Based on the album cover and year of release, I was expecting something sleazy and raunchy.  At best I was thinking of something along the lines of Guns N’ Roses (based mostly on the hats they’re wearing).  At worst — Faster Pussycat.  But Electric Angels isn’t all that sleazy.  This is actually well-behaved rock with surprisingly vanilla vocals from some guy named just “Shane”.  (Interesting side note: there was another band that came out around the same time called Law And Order who also had a singer called simply “Shane”.  Different guy though.)  The production by Tom Visconti is clean and crisp which has allowed Electric Angels to withstand the test of time quite well, though I think it was a bit too polite (especially the backing vocals).  I feel like Visconti and the band failed to capture a lot of energy on the recording.  It’s a little too much “angel” and not enough “electric” if you know what I mean.  I equate this album to something akin to a sober Hanoi Rocks.  Electric Angels is a solid rock n’ roll record with some decent sing-a-long hooks — but it’s not the “sleaze rock classic” that the sticker on the Rock Candy collector’s edition claims.  If you want a lost sleaze “classic” I would try Junkyard’s Junkyard or Dirty Looks’ Turn Of The Screw.

At the end of the day is Electric Angels really “wall-worthy”?  I don’t know, that really depends on the size of your wall.  My score: B

Frehley’s Comet – “Second Sighting” (1988)

Frehley's CometI think we can all agree (with the benefit of hindsight) that Ace Frehley was (and is) the coolest and most lovable of the original KISS members.  The way he seems to cluelessly fumble through life and yet somehow land on his feet makes him an endearing character and someone you want to root for.  He famously never took a guitar lesson (and can’t read music) yet still became one of the most beloved guitarists of the seventies.  He also can’t sing worth a damn but he’s pulled off some real gems like New York Groove and Rock Soldiers with his signature laid-back vocal style.

## INSTRUCTION 1
Change "math" to "formula" in the records, starting with the first line of the records and going on through the line with "text: , bật", and return only those lines with nothing else altered.
The text and the records after it are unrelated to each other.

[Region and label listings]
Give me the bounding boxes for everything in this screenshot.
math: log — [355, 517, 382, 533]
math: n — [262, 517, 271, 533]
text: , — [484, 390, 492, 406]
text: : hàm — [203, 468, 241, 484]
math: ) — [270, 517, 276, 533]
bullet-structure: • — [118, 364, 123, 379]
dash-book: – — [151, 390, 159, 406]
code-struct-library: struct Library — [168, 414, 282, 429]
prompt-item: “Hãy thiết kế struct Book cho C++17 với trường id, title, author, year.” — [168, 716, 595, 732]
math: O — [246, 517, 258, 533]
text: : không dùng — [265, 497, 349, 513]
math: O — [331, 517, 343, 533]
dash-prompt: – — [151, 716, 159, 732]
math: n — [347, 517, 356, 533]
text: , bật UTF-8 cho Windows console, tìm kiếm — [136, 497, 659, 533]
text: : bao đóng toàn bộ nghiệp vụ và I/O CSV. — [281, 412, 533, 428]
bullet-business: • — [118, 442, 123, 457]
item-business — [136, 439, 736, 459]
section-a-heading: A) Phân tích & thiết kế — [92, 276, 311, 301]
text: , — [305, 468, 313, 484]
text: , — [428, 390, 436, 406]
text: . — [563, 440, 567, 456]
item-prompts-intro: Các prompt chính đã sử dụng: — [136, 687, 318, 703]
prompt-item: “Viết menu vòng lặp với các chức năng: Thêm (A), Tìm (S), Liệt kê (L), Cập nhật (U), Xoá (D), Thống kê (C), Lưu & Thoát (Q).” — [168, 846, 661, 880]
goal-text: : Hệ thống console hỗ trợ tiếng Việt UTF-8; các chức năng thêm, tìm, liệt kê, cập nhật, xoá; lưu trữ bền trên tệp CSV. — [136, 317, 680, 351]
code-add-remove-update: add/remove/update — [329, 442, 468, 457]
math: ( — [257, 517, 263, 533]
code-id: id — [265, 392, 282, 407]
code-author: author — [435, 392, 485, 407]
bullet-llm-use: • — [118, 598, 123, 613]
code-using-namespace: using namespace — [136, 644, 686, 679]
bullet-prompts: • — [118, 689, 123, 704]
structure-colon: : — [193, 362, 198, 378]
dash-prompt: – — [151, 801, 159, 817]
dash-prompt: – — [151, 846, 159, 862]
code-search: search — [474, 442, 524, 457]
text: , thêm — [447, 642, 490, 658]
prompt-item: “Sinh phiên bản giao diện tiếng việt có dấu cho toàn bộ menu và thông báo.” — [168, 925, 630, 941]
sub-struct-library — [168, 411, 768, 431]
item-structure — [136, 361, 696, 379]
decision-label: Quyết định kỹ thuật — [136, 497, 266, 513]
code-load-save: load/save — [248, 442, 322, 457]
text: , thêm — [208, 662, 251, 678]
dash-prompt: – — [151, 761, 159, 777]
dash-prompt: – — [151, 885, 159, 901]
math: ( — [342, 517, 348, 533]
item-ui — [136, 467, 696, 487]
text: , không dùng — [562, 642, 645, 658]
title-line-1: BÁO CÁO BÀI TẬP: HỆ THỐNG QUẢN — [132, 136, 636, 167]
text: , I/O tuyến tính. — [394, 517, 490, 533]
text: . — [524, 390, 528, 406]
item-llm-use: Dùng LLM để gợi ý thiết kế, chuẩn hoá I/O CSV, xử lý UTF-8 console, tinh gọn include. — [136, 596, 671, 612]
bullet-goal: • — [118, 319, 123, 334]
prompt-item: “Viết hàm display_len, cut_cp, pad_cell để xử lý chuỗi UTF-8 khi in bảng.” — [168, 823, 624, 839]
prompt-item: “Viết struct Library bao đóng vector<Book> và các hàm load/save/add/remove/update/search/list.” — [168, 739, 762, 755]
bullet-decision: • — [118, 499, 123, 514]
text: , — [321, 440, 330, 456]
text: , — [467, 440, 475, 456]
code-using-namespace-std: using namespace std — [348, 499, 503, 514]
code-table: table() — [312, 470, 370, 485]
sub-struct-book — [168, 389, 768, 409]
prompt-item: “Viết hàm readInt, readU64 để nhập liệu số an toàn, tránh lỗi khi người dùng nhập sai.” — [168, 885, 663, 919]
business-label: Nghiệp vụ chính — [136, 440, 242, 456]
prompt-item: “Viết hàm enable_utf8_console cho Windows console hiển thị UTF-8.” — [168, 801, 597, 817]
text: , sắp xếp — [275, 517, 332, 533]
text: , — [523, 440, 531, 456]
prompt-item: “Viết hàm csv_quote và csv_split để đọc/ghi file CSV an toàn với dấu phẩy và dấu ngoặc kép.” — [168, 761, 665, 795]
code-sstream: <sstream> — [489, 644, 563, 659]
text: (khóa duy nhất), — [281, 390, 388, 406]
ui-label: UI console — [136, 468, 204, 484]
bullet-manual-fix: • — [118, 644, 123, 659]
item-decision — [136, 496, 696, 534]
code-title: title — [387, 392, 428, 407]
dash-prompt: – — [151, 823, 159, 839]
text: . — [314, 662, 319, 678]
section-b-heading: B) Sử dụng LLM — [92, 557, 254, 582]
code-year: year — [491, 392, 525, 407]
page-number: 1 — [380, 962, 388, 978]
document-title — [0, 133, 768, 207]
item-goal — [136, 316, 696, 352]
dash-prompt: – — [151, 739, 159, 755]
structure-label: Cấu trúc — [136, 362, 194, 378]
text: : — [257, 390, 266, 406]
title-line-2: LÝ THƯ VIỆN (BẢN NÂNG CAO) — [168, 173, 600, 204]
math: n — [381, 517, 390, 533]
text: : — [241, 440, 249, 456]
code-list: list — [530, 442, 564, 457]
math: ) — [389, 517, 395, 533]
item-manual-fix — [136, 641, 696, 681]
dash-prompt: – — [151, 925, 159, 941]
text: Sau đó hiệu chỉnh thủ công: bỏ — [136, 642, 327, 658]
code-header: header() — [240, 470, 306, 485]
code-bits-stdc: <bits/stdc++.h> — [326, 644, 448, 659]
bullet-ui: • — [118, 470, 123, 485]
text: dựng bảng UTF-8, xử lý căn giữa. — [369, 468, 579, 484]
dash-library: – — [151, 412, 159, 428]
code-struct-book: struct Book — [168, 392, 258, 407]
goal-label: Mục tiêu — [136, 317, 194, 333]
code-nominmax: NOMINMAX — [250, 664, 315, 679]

## INSTRUCTION 2
Transcribe the album review text in full, word for word.

## FULL OUTPUT 1
Give me the bounding boxes for everything in this screenshot.
formula: log — [355, 517, 382, 533]
formula: n — [262, 517, 271, 533]
text: , — [484, 390, 492, 406]
text: : hàm — [203, 468, 241, 484]
formula: ) — [270, 517, 276, 533]
bullet-structure: • — [118, 364, 123, 379]
dash-book: – — [151, 390, 159, 406]
code-struct-library: struct Library — [168, 414, 282, 429]
prompt-item: “Hãy thiết kế struct Book cho C++17 với trường id, title, author, year.” — [168, 716, 595, 732]
formula: O — [246, 517, 258, 533]
text: : không dùng — [265, 497, 349, 513]
formula: O — [331, 517, 343, 533]
dash-prompt: – — [151, 716, 159, 732]
formula: n — [347, 517, 356, 533]
text: , bật UTF-8 cho Windows console, tìm kiếm — [136, 497, 659, 533]

## FULL OUTPUT 2
Based on the album cover and year of release, I was expecting something sleazy and raunchy.  At best I was thinking of something along the lines of Guns N’ Roses (based mostly on the hats they’re wearing).  At worst — Faster Pussycat.  But Electric Angels isn’t all that sleazy.  This is actually well-behaved rock with surprisingly vanilla vocals from some guy named just “Shane”.  (Interesting side note: there was another band that came out around the same time called Law And Order who also had a singer called simply “Shane”.  Different guy though.)  The production by Tom Visconti is clean and crisp which has allowed Electric Angels to withstand the test of time quite well, though I think it was a bit too polite (especially the backing vocals).  I feel like Visconti and the band failed to capture a lot of energy on the recording.  It’s a little too much “angel” and not enough “electric” if you know what I mean.  I equate this album to something akin to a sober Hanoi Rocks.  Electric Angels is a solid rock n’ roll record with some decent sing-a-long hooks — but it’s not the “sleaze rock classic” that the sticker on the Rock Candy collector’s edition claims.  If you want a lost sleaze “classic” I would try Junkyard’s Junkyard or Dirty Looks’ Turn Of The Screw.

At the end of the day is Electric Angels really “wall-worthy”?  I don’t know, that really depends on the size of your wall.  My score: B

Frehley’s Comet – “Second Sighting” (1988)

Frehley's CometI think we can all agree (with the benefit of hindsight) that Ace Frehley was (and is) the coolest and most lovable of the original KISS members.  The way he seems to cluelessly fumble through life and yet somehow land on his feet makes him an endearing character and someone you want to root for.  He famously never took a guitar lesson (and can’t read music) yet still became one of the most beloved guitarists of the seventies.  He also can’t sing worth a damn but he’s pulled off some real gems like New York Groove and Rock Soldiers with his signature laid-back vocal style.